◆ **Written request**
Write out the complete material exactly as it stands.

◆ **Data for this task**
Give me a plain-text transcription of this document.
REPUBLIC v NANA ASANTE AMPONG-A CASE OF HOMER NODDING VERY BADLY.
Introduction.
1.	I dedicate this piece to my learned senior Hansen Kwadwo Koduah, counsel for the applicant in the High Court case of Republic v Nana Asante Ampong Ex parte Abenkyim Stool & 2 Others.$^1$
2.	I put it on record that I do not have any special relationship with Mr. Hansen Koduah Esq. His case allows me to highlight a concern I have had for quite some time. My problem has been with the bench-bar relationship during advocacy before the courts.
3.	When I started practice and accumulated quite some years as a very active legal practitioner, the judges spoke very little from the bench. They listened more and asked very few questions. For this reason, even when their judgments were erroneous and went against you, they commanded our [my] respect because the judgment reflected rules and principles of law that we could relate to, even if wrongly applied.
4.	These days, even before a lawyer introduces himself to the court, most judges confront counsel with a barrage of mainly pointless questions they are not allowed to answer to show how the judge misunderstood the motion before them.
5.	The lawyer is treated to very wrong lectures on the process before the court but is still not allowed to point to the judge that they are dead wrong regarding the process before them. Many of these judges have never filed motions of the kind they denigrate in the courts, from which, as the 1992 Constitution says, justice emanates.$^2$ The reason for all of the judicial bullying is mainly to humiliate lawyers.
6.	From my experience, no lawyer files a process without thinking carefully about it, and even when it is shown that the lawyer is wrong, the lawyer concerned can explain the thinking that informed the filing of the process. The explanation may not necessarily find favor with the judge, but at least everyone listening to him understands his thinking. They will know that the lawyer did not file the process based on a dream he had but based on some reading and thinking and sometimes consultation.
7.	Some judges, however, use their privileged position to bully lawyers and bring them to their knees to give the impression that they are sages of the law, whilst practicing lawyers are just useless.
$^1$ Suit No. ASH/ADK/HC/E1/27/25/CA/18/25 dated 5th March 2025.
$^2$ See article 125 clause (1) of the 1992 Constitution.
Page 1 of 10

◆ **Complete response**
Give me a plain-text transcription of this document.
REPUBLIC v NANA ASANTE AMPONG-A CASE OF HOMER NODDING VERY BADLY.
Introduction.
1.	I dedicate this piece to my learned senior Hansen Kwadwo Koduah, counsel for the applicant in the High Court case of Republic v Nana Asante Ampong Ex parte Abenkyim Stool & 2 Others.$^1$
2.	I put it on record that I do not have any special relationship with Mr. Hansen Koduah Esq. His case allows me to highlight a concern I have had for quite some time. My problem has been with the bench-bar relationship during advocacy before the courts.
3.	When I started practice and accumulated quite some years as a very active legal practitioner, the judges spoke very little from the bench. They listened more and asked very few questions. For this reason, even when their judgments were erroneous and went against you, they commanded our [my] respect because the judgment reflected rules and principles of law that we could relate to, even if wrongly applied.
4.	These days, even before a lawyer introduces himself to the court, most judges confront counsel with a barrage of mainly pointless questions they are not allowed to answer to show how the judge misunderstood the motion before them.
5.	The lawyer is treated to very wrong lectures on the process before the court but is still not allowed to point to the judge that they are dead wrong regarding the process before them. Many of these judges have never filed motions of the kind they denigrate in the courts, from which, as the 1992 Constitution says, justice emanates.$^2$ The reason for all of the judicial bullying is mainly to humiliate lawyers.
6.	From my experience, no lawyer files a process without thinking carefully about it, and even when it is shown that the lawyer is wrong, the lawyer concerned can explain the thinking that informed the filing of the process. The explanation may not necessarily find favor with the judge, but at least everyone listening to him understands his thinking. They will know that the lawyer did not file the process based on a dream he had but based on some reading and thinking and sometimes consultation.
7.	Some judges, however, use their privileged position to bully lawyers and bring them to their knees to give the impression that they are sages of the law, whilst practicing lawyers are just useless.
$^1$ Suit No. ASH/ADK/HC/E1/27/25/CA/18/25 dated 5th March 2025.
$^2$ See article 125 clause (1) of the 1992 Constitution.
Page 1 of 10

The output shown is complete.